### STATED TASK
Would you quote the material below in full and unchanged?

[A run of records]

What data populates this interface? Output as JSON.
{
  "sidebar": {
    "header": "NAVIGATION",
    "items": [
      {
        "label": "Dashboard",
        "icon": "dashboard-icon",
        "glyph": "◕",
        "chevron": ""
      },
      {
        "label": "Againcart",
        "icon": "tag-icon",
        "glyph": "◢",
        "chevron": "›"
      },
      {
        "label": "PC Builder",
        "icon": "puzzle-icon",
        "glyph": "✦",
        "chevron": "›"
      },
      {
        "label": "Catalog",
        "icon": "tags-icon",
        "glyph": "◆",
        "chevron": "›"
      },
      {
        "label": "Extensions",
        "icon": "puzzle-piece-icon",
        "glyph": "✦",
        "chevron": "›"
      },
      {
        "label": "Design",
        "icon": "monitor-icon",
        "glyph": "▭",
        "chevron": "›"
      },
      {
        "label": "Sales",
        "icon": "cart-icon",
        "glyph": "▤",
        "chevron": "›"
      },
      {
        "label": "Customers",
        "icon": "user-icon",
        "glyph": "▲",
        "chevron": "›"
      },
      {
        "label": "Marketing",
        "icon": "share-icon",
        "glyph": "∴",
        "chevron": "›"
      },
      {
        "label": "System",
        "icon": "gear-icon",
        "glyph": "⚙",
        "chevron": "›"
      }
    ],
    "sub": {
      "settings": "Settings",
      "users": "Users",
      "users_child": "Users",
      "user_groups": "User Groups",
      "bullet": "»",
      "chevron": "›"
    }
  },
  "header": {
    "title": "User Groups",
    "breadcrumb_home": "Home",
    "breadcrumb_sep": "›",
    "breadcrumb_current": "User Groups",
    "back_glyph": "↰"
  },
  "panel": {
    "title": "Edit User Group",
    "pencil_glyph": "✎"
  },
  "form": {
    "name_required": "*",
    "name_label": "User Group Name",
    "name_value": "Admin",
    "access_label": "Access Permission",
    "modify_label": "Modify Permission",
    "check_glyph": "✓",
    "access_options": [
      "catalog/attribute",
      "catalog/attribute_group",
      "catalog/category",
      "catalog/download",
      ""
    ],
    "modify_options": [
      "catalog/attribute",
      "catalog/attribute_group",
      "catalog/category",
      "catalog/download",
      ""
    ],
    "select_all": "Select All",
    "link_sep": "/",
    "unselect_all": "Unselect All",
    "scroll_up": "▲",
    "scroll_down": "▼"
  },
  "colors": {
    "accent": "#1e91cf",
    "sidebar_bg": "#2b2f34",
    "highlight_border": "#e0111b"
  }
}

### FULL SOLUTION
What data populates this interface? Output as JSON.
{
  "sidebar": {
    "header": "NAVIGATION",
    "items": [
      {
        "label": "Dashboard",
        "icon": "dashboard-icon",
        "glyph": "◕",
        "chevron": ""
      },
      {
        "label": "Againcart",
        "icon": "tag-icon",
        "glyph": "◢",
        "chevron": "›"
      },
      {
        "label": "PC Builder",
        "icon": "puzzle-icon",
        "glyph": "✦",
        "chevron": "›"
      },
      {
        "label": "Catalog",
        "icon": "tags-icon",
        "glyph": "◆",
        "chevron": "›"
      },
      {
        "label": "Extensions",
        "icon": "puzzle-piece-icon",
        "glyph": "✦",
        "chevron": "›"
      },
      {
        "label": "Design",
        "icon": "monitor-icon",
        "glyph": "▭",
        "chevron": "›"
      },
      {
        "label": "Sales",
        "icon": "cart-icon",
        "glyph": "▤",
        "chevron": "›"
      },
      {
        "label": "Customers",
        "icon": "user-icon",
        "glyph": "▲",
        "chevron": "›"
      },
      {
        "label": "Marketing",
        "icon": "share-icon",
        "glyph": "∴",
        "chevron": "›"
      },
      {
        "label": "System",
        "icon": "gear-icon",
        "glyph": "⚙",
        "chevron": "›"
      }
    ],
    "sub": {
      "settings": "Settings",
      "users": "Users",
      "users_child": "Users",
      "user_groups": "User Groups",
      "bullet": "»",
      "chevron": "›"
    }
  },
  "header": {
    "title": "User Groups",
    "breadcrumb_home": "Home",
    "breadcrumb_sep": "›",
    "breadcrumb_current": "User Groups",
    "back_glyph": "↰"
  },
  "panel": {
    "title": "Edit User Group",
    "pencil_glyph": "✎"
  },
  "form": {
    "name_required": "*",
    "name_label": "User Group Name",
    "name_value": "Admin",
    "access_label": "Access Permission",
    "modify_label": "Modify Permission",
    "check_glyph": "✓",
    "access_options": [
      "catalog/attribute",
      "catalog/attribute_group",
      "catalog/category",
      "catalog/download",
      ""
    ],
    "modify_options": [
      "catalog/attribute",
      "catalog/attribute_group",
      "catalog/category",
      "catalog/download",
      ""
    ],
    "select_all": "Select All",
    "link_sep": "/",
    "unselect_all": "Unselect All",
    "scroll_up": "▲",
    "scroll_down": "▼"
  },
  "colors": {
    "accent": "#1e91cf",
    "sidebar_bg": "#2b2f34",
    "highlight_border": "#e0111b"
  }
}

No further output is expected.